— Begin TASK DATA —
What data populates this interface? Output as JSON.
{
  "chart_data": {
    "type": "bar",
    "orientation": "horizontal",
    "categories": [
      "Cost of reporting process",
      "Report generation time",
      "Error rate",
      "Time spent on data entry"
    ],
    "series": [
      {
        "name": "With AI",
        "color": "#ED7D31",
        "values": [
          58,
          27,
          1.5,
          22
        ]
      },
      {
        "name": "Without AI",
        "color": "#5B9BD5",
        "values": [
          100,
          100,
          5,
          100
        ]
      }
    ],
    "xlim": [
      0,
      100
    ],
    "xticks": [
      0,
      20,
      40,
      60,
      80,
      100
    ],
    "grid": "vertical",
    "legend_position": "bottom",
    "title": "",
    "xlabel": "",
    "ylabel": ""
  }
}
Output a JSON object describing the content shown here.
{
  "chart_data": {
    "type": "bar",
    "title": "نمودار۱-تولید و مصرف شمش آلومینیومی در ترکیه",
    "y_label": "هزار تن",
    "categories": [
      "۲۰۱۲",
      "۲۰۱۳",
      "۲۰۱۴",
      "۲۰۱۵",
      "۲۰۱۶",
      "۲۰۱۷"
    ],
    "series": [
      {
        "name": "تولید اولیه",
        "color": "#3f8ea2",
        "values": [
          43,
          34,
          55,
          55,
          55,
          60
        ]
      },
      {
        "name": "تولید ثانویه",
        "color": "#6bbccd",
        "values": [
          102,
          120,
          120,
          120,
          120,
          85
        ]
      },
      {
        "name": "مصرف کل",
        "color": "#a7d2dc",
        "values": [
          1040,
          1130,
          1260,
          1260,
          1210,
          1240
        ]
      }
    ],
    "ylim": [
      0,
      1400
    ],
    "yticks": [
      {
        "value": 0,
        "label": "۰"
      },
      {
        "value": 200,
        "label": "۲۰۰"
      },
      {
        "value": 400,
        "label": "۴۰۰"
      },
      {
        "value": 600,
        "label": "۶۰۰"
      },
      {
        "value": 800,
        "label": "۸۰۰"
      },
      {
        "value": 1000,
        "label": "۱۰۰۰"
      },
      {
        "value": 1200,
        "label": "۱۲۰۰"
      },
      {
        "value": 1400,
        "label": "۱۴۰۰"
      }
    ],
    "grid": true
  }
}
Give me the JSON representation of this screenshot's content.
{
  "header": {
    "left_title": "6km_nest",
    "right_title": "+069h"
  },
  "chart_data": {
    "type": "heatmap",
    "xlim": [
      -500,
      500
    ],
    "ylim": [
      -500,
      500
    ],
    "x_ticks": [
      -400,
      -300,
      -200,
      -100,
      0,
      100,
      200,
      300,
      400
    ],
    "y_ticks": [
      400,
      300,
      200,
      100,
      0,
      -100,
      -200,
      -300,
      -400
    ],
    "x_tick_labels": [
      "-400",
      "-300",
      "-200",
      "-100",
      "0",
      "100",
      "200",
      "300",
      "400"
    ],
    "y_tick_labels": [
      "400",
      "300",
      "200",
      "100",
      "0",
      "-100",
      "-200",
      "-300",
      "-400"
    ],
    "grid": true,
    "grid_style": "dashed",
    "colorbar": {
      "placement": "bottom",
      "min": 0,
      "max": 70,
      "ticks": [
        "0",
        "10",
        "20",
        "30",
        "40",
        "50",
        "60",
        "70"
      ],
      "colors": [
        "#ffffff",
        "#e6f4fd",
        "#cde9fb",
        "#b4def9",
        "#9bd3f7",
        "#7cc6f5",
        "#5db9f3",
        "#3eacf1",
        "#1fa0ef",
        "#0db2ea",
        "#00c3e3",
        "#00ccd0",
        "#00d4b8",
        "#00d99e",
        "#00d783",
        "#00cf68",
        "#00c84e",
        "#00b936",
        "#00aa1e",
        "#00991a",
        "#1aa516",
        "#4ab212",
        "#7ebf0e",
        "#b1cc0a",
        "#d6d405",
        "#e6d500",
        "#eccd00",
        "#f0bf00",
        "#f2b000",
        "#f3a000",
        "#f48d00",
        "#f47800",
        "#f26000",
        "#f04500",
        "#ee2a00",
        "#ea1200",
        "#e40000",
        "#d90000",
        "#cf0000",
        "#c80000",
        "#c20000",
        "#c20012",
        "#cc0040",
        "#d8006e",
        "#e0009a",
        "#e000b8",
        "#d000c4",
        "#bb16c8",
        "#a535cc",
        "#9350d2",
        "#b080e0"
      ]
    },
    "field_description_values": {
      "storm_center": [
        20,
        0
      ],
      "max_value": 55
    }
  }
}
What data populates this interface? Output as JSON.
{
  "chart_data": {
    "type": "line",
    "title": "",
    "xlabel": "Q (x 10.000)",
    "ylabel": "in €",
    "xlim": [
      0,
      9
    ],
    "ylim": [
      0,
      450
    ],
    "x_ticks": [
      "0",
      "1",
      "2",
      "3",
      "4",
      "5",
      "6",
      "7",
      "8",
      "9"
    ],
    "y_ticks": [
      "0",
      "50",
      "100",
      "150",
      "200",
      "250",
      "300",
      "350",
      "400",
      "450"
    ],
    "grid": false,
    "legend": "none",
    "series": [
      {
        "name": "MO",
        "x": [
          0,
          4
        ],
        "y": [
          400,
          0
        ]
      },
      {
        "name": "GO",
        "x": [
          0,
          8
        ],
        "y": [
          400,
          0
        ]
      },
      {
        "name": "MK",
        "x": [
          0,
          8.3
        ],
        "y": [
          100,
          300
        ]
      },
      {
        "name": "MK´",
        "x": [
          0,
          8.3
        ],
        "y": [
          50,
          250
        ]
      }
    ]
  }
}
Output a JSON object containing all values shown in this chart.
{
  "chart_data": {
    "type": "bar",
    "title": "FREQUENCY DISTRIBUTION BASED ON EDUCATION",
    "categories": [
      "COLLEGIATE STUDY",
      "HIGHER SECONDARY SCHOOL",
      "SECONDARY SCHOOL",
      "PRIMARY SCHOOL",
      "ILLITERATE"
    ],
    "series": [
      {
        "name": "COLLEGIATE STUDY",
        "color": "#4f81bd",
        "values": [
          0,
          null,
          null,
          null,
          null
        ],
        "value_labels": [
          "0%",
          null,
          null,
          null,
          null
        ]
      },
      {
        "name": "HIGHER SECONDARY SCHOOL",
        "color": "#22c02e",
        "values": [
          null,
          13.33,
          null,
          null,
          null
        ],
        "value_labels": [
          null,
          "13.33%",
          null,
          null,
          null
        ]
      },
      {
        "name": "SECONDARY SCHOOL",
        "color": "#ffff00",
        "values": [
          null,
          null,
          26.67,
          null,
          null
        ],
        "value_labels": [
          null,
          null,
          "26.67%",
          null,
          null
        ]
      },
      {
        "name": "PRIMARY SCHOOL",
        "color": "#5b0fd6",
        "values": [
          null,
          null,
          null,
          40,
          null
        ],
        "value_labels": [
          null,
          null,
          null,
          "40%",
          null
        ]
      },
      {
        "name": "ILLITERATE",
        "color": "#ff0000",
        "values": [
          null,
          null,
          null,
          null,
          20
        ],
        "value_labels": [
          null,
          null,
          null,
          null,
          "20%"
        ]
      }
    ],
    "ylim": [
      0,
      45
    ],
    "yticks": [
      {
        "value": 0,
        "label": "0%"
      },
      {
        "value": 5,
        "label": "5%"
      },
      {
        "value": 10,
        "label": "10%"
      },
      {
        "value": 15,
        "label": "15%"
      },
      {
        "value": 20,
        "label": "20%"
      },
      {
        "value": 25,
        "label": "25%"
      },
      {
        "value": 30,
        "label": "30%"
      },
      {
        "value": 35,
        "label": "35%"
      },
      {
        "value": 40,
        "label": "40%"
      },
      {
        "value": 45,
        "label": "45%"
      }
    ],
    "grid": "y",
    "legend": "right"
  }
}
— End TASK DATA —
→ **AIM**
Word for word, restate all of the data shown above.

→ **EXERCISE OUTPUT**
What data populates this interface? Output as JSON.
{
  "chart_data": {
    "type": "bar",
    "orientation": "horizontal",
    "categories": [
      "Cost of reporting process",
      "Report generation time",
      "Error rate",
      "Time spent on data entry"
    ],
    "series": [
      {
        "name": "With AI",
        "color": "#ED7D31",
        "values": [
          58,
          27,
          1.5,
          22
        ]
      },
      {
        "name": "Without AI",
        "color": "#5B9BD5",
        "values": [
          100,
          100,
          5,
          100
        ]
      }
    ],
    "xlim": [
      0,
      100
    ],
    "xticks": [
      0,
      20,
      40,
      60,
      80,
      100
    ],
    "grid": "vertical",
    "legend_position": "bottom",
    "title": "",
    "xlabel": "",
    "ylabel": ""
  }
}
Output a JSON object describing the content shown here.
{
  "chart_data": {
    "type": "bar",
    "title": "نمودار۱-تولید و مصرف شمش آلومینیومی در ترکیه",
    "y_label": "هزار تن",
    "categories": [
      "۲۰۱۲",
      "۲۰۱۳",
      "۲۰۱۴",
      "۲۰۱۵",
      "۲۰۱۶",
      "۲۰۱۷"
    ],
    "series": [
      {
        "name": "تولید اولیه",
        "color": "#3f8ea2",
        "values": [
          43,
          34,
          55,
          55,
          55,
          60
        ]
      },
      {
        "name": "تولید ثانویه",
        "color": "#6bbccd",
        "values": [
          102,
          120,
          120,
          120,
          120,
          85
        ]
      },
      {
        "name": "مصرف کل",
        "color": "#a7d2dc",
        "values": [
          1040,
          1130,
          1260,
          1260,
          1210,
          1240
        ]
      }
    ],
    "ylim": [
      0,
      1400
    ],
    "yticks": [
      {
        "value": 0,
        "label": "۰"
      },
      {
        "value": 200,
        "label": "۲۰۰"
      },
      {
        "value": 400,
        "label": "۴۰۰"
      },
      {
        "value": 600,
        "label": "۶۰۰"
      },
      {
        "value": 800,
        "label": "۸۰۰"
      },
      {
        "value": 1000,
        "label": "۱۰۰۰"
      },
      {
        "value": 1200,
        "label": "۱۲۰۰"
      },
      {
        "value": 1400,
        "label": "۱۴۰۰"
      }
    ],
    "grid": true
  }
}
Give me the JSON representation of this screenshot's content.
{
  "header": {
    "left_title": "6km_nest",
    "right_title": "+069h"
  },
  "chart_data": {
    "type": "heatmap",
    "xlim": [
      -500,
      500
    ],
    "ylim": [
      -500,
      500
    ],
    "x_ticks": [
      -400,
      -300,
      -200,
      -100,
      0,
      100,
      200,
      300,
      400
    ],
    "y_ticks": [
      400,
      300,
      200,
      100,
      0,
      -100,
      -200,
      -300,
      -400
    ],
    "x_tick_labels": [
      "-400",
      "-300",
      "-200",
      "-100",
      "0",
      "100",
      "200",
      "300",
      "400"
    ],
    "y_tick_labels": [
      "400",
      "300",
      "200",
      "100",
      "0",
      "-100",
      "-200",
      "-300",
      "-400"
    ],
    "grid": true,
    "grid_style": "dashed",
    "colorbar": {
      "placement": "bottom",
      "min": 0,
      "max": 70,
      "ticks": [
        "0",
        "10",
        "20",
        "30",
        "40",
        "50",
        "60",
        "70"
      ],
      "colors": [
        "#ffffff",
        "#e6f4fd",
        "#cde9fb",
        "#b4def9",
        "#9bd3f7",
        "#7cc6f5",
        "#5db9f3",
        "#3eacf1",
        "#1fa0ef",
        "#0db2ea",
        "#00c3e3",
        "#00ccd0",
        "#00d4b8",
        "#00d99e",
        "#00d783",
        "#00cf68",
        "#00c84e",
        "#00b936",
        "#00aa1e",
        "#00991a",
        "#1aa516",
        "#4ab212",
        "#7ebf0e",
        "#b1cc0a",
        "#d6d405",
        "#e6d500",
        "#eccd00",
        "#f0bf00",
        "#f2b000",
        "#f3a000",
        "#f48d00",
        "#f47800",
        "#f26000",
        "#f04500",
        "#ee2a00",
        "#ea1200",
        "#e40000",
        "#d90000",
        "#cf0000",
        "#c80000",
        "#c20000",
        "#c20012",
        "#cc0040",
        "#d8006e",
        "#e0009a",
        "#e000b8",
        "#d000c4",
        "#bb16c8",
        "#a535cc",
        "#9350d2",
        "#b080e0"
      ]
    },
    "field_description_values": {
      "storm_center": [
        20,
        0
      ],
      "max_value": 55
    }
  }
}
What data populates this interface? Output as JSON.
{
  "chart_data": {
    "type": "line",
    "title": "",
    "xlabel": "Q (x 10.000)",
    "ylabel": "in €",
    "xlim": [
      0,
      9
    ],
    "ylim": [
      0,
      450
    ],
    "x_ticks": [
      "0",
      "1",
      "2",
      "3",
      "4",
      "5",
      "6",
      "7",
      "8",
      "9"
    ],
    "y_ticks": [
      "0",
      "50",
      "100",
      "150",
      "200",
      "250",
      "300",
      "350",
      "400",
      "450"
    ],
    "grid": false,
    "legend": "none",
    "series": [
      {
        "name": "MO",
        "x": [
          0,
          4
        ],
        "y": [
          400,
          0
        ]
      },
      {
        "name": "GO",
        "x": [
          0,
          8
        ],
        "y": [
          400,
          0
        ]
      },
      {
        "name": "MK",
        "x": [
          0,
          8.3
        ],
        "y": [
          100,
          300
        ]
      },
      {
        "name": "MK´",
        "x": [
          0,
          8.3
        ],
        "y": [
          50,
          250
        ]
      }
    ]
  }
}
Output a JSON object containing all values shown in this chart.
{
  "chart_data": {
    "type": "bar",
    "title": "FREQUENCY DISTRIBUTION BASED ON EDUCATION",
    "categories": [
      "COLLEGIATE STUDY",
      "HIGHER SECONDARY SCHOOL",
      "SECONDARY SCHOOL",
      "PRIMARY SCHOOL",
      "ILLITERATE"
    ],
    "series": [
      {
        "name": "COLLEGIATE STUDY",
        "color": "#4f81bd",
        "values": [
          0,
          null,
          null,
          null,
          null
        ],
        "value_labels": [
          "0%",
          null,
          null,
          null,
          null
        ]
      },
      {
        "name": "HIGHER SECONDARY SCHOOL",
        "color": "#22c02e",
        "values": [
          null,
          13.33,
          null,
          null,
          null
        ],
        "value_labels": [
          null,
          "13.33%",
          null,
          null,
          null
        ]
      },
      {
        "name": "SECONDARY SCHOOL",
        "color": "#ffff00",
        "values": [
          null,
          null,
          26.67,
          null,
          null
        ],
        "value_labels": [
          null,
          null,
          "26.67%",
          null,
          null
        ]
      },
      {
        "name": "PRIMARY SCHOOL",
        "color": "#5b0fd6",
        "values": [
          null,
          null,
          null,
          40,
          null
        ],
        "value_labels": [
          null,
          null,
          null,
          "40%",
          null
        ]
      },
      {
        "name": "ILLITERATE",
        "color": "#ff0000",
        "values": [
          null,
          null,
          null,
          null,
          20
        ],
        "value_labels": [
          null,
          null,
          null,
          null,
          "20%"
        ]
      }
    ],
    "ylim": [
      0,
      45
    ],
    "yticks": [
      {
        "value": 0,
        "label": "0%"
      },
      {
        "value": 5,
        "label": "5%"
      },
      {
        "value": 10,
        "label": "10%"
      },
      {
        "value": 15,
        "label": "15%"
      },
      {
        "value": 20,
        "label": "20%"
      },
      {
        "value": 25,
        "label": "25%"
      },
      {
        "value": 30,
        "label": "30%"
      },
      {
        "value": 35,
        "label": "35%"
      },
      {
        "value": 40,
        "label": "40%"
      },
      {
        "value": 45,
        "label": "45%"
      }
    ],
    "grid": "y",
    "legend": "right"
  }
}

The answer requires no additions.